Figure contents as structured data
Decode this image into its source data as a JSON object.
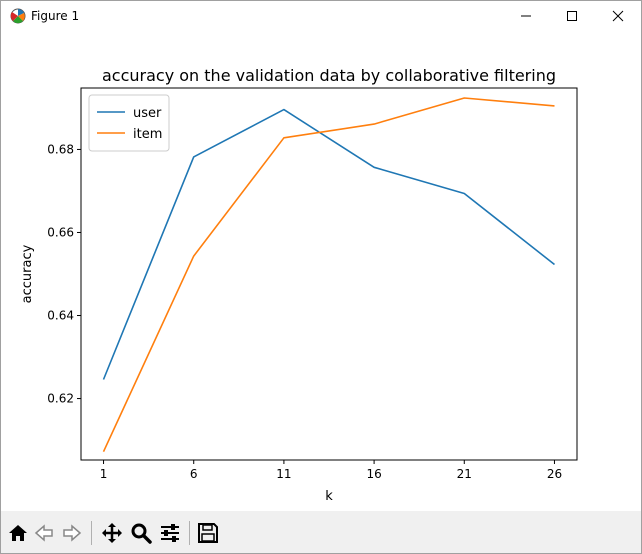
{
  "window": {
    "title": "Figure 1",
    "icon": "matplotlib-icon",
    "controls": [
      "minimize-icon",
      "maximize-icon",
      "close-icon"
    ]
  },
  "toolbar": {
    "buttons": [
      {
        "name": "home-icon"
      },
      {
        "name": "back-arrow-icon"
      },
      {
        "name": "forward-arrow-icon"
      },
      {
        "name": "pan-move-icon"
      },
      {
        "name": "zoom-magnifier-icon"
      },
      {
        "name": "configure-subplots-icon"
      },
      {
        "name": "save-floppy-icon"
      }
    ]
  },
  "chart_data": {
    "type": "line",
    "title": "accuracy on the validation data by collaborative filtering",
    "xlabel": "k",
    "ylabel": "accuracy",
    "x": [
      1,
      6,
      11,
      16,
      21,
      26
    ],
    "xticks": [
      "1",
      "6",
      "11",
      "16",
      "21",
      "26"
    ],
    "yticks": [
      "0.62",
      "0.64",
      "0.66",
      "0.68"
    ],
    "xlim": [
      -0.25,
      27.25
    ],
    "ylim": [
      0.6052,
      0.6948
    ],
    "grid": false,
    "legend_position": "upper-left",
    "series": [
      {
        "name": "user",
        "color": "#1f77b4",
        "values": [
          0.6246,
          0.6782,
          0.6896,
          0.6757,
          0.6694,
          0.6523
        ]
      },
      {
        "name": "item",
        "color": "#ff7f0e",
        "values": [
          0.6072,
          0.6543,
          0.6828,
          0.6861,
          0.6924,
          0.6905
        ]
      }
    ]
  }
}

## INSTRUCTIONS TO FOLLOW
Leave out the pictures and copy the rest of the material above exactly.

## TASK RESPONSE
Decode this image into its source data as a JSON object.
{
  "window": {
    "title": "Figure 1",
    "icon": "matplotlib-icon",
    "controls": [
      "minimize-icon",
      "maximize-icon",
      "close-icon"
    ]
  },
  "toolbar": {
    "buttons": [
      {
        "name": "home-icon"
      },
      {
        "name": "back-arrow-icon"
      },
      {
        "name": "forward-arrow-icon"
      },
      {
        "name": "pan-move-icon"
      },
      {
        "name": "zoom-magnifier-icon"
      },
      {
        "name": "configure-subplots-icon"
      },
      {
        "name": "save-floppy-icon"
      }
    ]
  },
  "chart_data": {
    "type": "line",
    "title": "accuracy on the validation data by collaborative filtering",
    "xlabel": "k",
    "ylabel": "accuracy",
    "x": [
      1,
      6,
      11,
      16,
      21,
      26
    ],
    "xticks": [
      "1",
      "6",
      "11",
      "16",
      "21",
      "26"
    ],
    "yticks": [
      "0.62",
      "0.64",
      "0.66",
      "0.68"
    ],
    "xlim": [
      -0.25,
      27.25
    ],
    "ylim": [
      0.6052,
      0.6948
    ],
    "grid": false,
    "legend_position": "upper-left",
    "series": [
      {
        "name": "user",
        "color": "#1f77b4",
        "values": [
          0.6246,
          0.6782,
          0.6896,
          0.6757,
          0.6694,
          0.6523
        ]
      },
      {
        "name": "item",
        "color": "#ff7f0e",
        "values": [
          0.6072,
          0.6543,
          0.6828,
          0.6861,
          0.6924,
          0.6905
        ]
      }
    ]
  }
}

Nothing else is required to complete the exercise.